Output every line below exactly.
--- START OF Available records ---
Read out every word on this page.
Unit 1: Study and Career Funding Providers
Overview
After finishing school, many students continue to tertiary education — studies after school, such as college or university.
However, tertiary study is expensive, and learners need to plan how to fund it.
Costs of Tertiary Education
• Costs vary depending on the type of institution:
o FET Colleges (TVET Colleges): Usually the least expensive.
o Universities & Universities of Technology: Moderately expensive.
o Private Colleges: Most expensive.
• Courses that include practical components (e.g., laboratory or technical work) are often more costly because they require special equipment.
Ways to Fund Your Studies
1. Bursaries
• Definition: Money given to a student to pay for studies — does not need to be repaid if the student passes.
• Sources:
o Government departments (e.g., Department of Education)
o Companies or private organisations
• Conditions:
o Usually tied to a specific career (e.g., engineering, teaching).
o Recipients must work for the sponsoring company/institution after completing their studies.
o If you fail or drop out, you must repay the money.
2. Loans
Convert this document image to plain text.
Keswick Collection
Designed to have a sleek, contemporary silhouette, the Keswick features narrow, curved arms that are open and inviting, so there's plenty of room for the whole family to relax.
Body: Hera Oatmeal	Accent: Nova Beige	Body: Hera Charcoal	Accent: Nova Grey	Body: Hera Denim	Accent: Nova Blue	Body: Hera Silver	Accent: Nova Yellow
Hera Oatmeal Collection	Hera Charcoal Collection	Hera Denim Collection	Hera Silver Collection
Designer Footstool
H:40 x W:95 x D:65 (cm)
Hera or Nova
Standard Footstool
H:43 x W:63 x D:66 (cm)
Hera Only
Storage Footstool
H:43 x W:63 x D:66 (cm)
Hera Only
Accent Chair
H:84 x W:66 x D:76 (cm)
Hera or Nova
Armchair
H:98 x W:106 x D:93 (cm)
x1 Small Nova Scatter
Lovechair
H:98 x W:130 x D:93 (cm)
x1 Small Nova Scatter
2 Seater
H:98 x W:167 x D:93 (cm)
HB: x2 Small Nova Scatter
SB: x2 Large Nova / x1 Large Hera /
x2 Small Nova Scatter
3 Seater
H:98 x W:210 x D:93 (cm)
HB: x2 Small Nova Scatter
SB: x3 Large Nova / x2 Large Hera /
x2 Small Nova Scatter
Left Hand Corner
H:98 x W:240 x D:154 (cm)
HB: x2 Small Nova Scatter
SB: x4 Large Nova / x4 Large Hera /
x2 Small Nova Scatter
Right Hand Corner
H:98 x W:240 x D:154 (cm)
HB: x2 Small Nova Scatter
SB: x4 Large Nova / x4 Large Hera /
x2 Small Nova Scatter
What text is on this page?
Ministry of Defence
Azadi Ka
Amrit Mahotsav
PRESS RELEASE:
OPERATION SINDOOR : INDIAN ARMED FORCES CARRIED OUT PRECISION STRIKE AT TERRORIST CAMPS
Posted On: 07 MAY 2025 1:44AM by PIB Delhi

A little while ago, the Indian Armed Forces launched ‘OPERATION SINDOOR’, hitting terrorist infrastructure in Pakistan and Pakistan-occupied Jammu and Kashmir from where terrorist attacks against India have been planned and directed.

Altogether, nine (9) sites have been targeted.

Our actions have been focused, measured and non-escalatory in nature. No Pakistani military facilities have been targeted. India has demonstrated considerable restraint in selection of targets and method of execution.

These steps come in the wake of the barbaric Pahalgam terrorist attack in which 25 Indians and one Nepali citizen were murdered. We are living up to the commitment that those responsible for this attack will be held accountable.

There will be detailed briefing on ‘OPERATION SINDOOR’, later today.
--- END OF Available records ---
▶ **Solution to the problem**:
Read out every word on this page.
Unit 1: Study and Career Funding Providers
Overview
After finishing school, many students continue to tertiary education — studies after school, such as college or university.
However, tertiary study is expensive, and learners need to plan how to fund it.
Costs of Tertiary Education
• Costs vary depending on the type of institution:
o FET Colleges (TVET Colleges): Usually the least expensive.
o Universities & Universities of Technology: Moderately expensive.
o Private Colleges: Most expensive.
• Courses that include practical components (e.g., laboratory or technical work) are often more costly because they require special equipment.
Ways to Fund Your Studies
1. Bursaries
• Definition: Money given to a student to pay for studies — does not need to be repaid if the student passes.
• Sources:
o Government departments (e.g., Department of Education)
o Companies or private organisations
• Conditions:
o Usually tied to a specific career (e.g., engineering, teaching).
o Recipients must work for the sponsoring company/institution after completing their studies.
o If you fail or drop out, you must repay the money.
2. Loans
Convert this document image to plain text.
Keswick Collection
Designed to have a sleek, contemporary silhouette, the Keswick features narrow, curved arms that are open and inviting, so there's plenty of room for the whole family to relax.
Body: Hera Oatmeal	Accent: Nova Beige	Body: Hera Charcoal	Accent: Nova Grey	Body: Hera Denim	Accent: Nova Blue	Body: Hera Silver	Accent: Nova Yellow
Hera Oatmeal Collection	Hera Charcoal Collection	Hera Denim Collection	Hera Silver Collection
Designer Footstool
H:40 x W:95 x D:65 (cm)
Hera or Nova
Standard Footstool
H:43 x W:63 x D:66 (cm)
Hera Only
Storage Footstool
H:43 x W:63 x D:66 (cm)
Hera Only
Accent Chair
H:84 x W:66 x D:76 (cm)
Hera or Nova
Armchair
H:98 x W:106 x D:93 (cm)
x1 Small Nova Scatter
Lovechair
H:98 x W:130 x D:93 (cm)
x1 Small Nova Scatter
2 Seater
H:98 x W:167 x D:93 (cm)
HB: x2 Small Nova Scatter
SB: x2 Large Nova / x1 Large Hera /
x2 Small Nova Scatter
3 Seater
H:98 x W:210 x D:93 (cm)
HB: x2 Small Nova Scatter
SB: x3 Large Nova / x2 Large Hera /
x2 Small Nova Scatter
Left Hand Corner
H:98 x W:240 x D:154 (cm)
HB: x2 Small Nova Scatter
SB: x4 Large Nova / x4 Large Hera /
x2 Small Nova Scatter
Right Hand Corner
H:98 x W:240 x D:154 (cm)
HB: x2 Small Nova Scatter
SB: x4 Large Nova / x4 Large Hera /
x2 Small Nova Scatter
What text is on this page?
Ministry of Defence
Azadi Ka
Amrit Mahotsav
PRESS RELEASE:
OPERATION SINDOOR : INDIAN ARMED FORCES CARRIED OUT PRECISION STRIKE AT TERRORIST CAMPS
Posted On: 07 MAY 2025 1:44AM by PIB Delhi

A little while ago, the Indian Armed Forces launched ‘OPERATION SINDOOR’, hitting terrorist infrastructure in Pakistan and Pakistan-occupied Jammu and Kashmir from where terrorist attacks against India have been planned and directed.

Altogether, nine (9) sites have been targeted.

Our actions have been focused, measured and non-escalatory in nature. No Pakistani military facilities have been targeted. India has demonstrated considerable restraint in selection of targets and method of execution.

These steps come in the wake of the barbaric Pahalgam terrorist attack in which 25 Indians and one Nepali citizen were murdered. We are living up to the commitment that those responsible for this attack will be held accountable.

There will be detailed briefing on ‘OPERATION SINDOOR’, later today.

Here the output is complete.